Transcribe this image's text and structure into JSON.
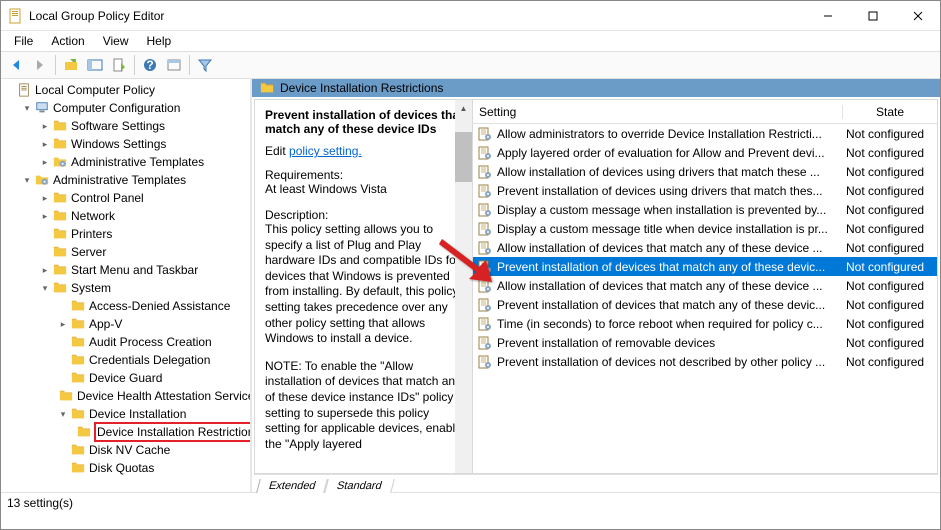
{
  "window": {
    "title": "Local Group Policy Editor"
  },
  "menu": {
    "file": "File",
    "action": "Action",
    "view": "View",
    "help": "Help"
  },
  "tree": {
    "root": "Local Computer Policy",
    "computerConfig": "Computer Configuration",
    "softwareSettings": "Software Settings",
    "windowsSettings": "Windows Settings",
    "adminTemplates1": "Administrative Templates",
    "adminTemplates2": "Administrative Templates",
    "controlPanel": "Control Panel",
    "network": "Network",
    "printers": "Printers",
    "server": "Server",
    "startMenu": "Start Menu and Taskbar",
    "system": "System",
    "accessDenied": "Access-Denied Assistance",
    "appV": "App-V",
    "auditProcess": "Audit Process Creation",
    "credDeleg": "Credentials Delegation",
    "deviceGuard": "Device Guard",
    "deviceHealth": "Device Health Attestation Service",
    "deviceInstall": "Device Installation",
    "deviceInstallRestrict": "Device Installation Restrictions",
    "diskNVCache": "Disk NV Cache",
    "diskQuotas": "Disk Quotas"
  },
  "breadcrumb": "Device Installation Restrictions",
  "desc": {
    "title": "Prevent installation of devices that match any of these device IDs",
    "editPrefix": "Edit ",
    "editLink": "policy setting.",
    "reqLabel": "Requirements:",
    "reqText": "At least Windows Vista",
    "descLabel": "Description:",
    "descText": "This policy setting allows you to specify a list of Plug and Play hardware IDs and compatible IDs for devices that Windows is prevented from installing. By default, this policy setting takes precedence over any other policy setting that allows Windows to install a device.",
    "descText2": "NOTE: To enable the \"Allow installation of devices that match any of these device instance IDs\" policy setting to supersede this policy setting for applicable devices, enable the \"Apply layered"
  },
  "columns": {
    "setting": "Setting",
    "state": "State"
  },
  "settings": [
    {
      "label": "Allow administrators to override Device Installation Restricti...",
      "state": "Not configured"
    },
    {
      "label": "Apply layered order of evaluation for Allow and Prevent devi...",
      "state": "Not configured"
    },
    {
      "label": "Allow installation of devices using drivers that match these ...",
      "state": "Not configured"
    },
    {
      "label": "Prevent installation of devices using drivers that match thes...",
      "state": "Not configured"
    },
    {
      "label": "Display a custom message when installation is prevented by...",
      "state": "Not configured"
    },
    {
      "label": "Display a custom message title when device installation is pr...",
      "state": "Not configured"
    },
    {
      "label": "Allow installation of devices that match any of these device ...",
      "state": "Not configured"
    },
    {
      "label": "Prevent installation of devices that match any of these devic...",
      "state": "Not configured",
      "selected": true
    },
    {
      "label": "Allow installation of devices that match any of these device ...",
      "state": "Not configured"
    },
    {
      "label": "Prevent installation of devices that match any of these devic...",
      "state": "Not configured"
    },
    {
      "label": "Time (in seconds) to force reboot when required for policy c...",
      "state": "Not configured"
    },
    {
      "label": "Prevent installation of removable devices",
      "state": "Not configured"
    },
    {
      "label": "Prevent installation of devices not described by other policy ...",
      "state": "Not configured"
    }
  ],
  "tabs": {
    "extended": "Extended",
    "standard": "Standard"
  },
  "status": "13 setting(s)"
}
---*---
Give every record again exactly, apart from the pictures, which stay out.

Transcribe this image's text and structure into JSON.
{
  "window": {
    "title": "Local Group Policy Editor"
  },
  "menu": {
    "file": "File",
    "action": "Action",
    "view": "View",
    "help": "Help"
  },
  "tree": {
    "root": "Local Computer Policy",
    "computerConfig": "Computer Configuration",
    "softwareSettings": "Software Settings",
    "windowsSettings": "Windows Settings",
    "adminTemplates1": "Administrative Templates",
    "adminTemplates2": "Administrative Templates",
    "controlPanel": "Control Panel",
    "network": "Network",
    "printers": "Printers",
    "server": "Server",
    "startMenu": "Start Menu and Taskbar",
    "system": "System",
    "accessDenied": "Access-Denied Assistance",
    "appV": "App-V",
    "auditProcess": "Audit Process Creation",
    "credDeleg": "Credentials Delegation",
    "deviceGuard": "Device Guard",
    "deviceHealth": "Device Health Attestation Service",
    "deviceInstall": "Device Installation",
    "deviceInstallRestrict": "Device Installation Restrictions",
    "diskNVCache": "Disk NV Cache",
    "diskQuotas": "Disk Quotas"
  },
  "breadcrumb": "Device Installation Restrictions",
  "desc": {
    "title": "Prevent installation of devices that match any of these device IDs",
    "editPrefix": "Edit ",
    "editLink": "policy setting.",
    "reqLabel": "Requirements:",
    "reqText": "At least Windows Vista",
    "descLabel": "Description:",
    "descText": "This policy setting allows you to specify a list of Plug and Play hardware IDs and compatible IDs for devices that Windows is prevented from installing. By default, this policy setting takes precedence over any other policy setting that allows Windows to install a device.",
    "descText2": "NOTE: To enable the \"Allow installation of devices that match any of these device instance IDs\" policy setting to supersede this policy setting for applicable devices, enable the \"Apply layered"
  },
  "columns": {
    "setting": "Setting",
    "state": "State"
  },
  "settings": [
    {
      "label": "Allow administrators to override Device Installation Restricti...",
      "state": "Not configured"
    },
    {
      "label": "Apply layered order of evaluation for Allow and Prevent devi...",
      "state": "Not configured"
    },
    {
      "label": "Allow installation of devices using drivers that match these ...",
      "state": "Not configured"
    },
    {
      "label": "Prevent installation of devices using drivers that match thes...",
      "state": "Not configured"
    },
    {
      "label": "Display a custom message when installation is prevented by...",
      "state": "Not configured"
    },
    {
      "label": "Display a custom message title when device installation is pr...",
      "state": "Not configured"
    },
    {
      "label": "Allow installation of devices that match any of these device ...",
      "state": "Not configured"
    },
    {
      "label": "Prevent installation of devices that match any of these devic...",
      "state": "Not configured",
      "selected": true
    },
    {
      "label": "Allow installation of devices that match any of these device ...",
      "state": "Not configured"
    },
    {
      "label": "Prevent installation of devices that match any of these devic...",
      "state": "Not configured"
    },
    {
      "label": "Time (in seconds) to force reboot when required for policy c...",
      "state": "Not configured"
    },
    {
      "label": "Prevent installation of removable devices",
      "state": "Not configured"
    },
    {
      "label": "Prevent installation of devices not described by other policy ...",
      "state": "Not configured"
    }
  ],
  "tabs": {
    "extended": "Extended",
    "standard": "Standard"
  },
  "status": "13 setting(s)"
}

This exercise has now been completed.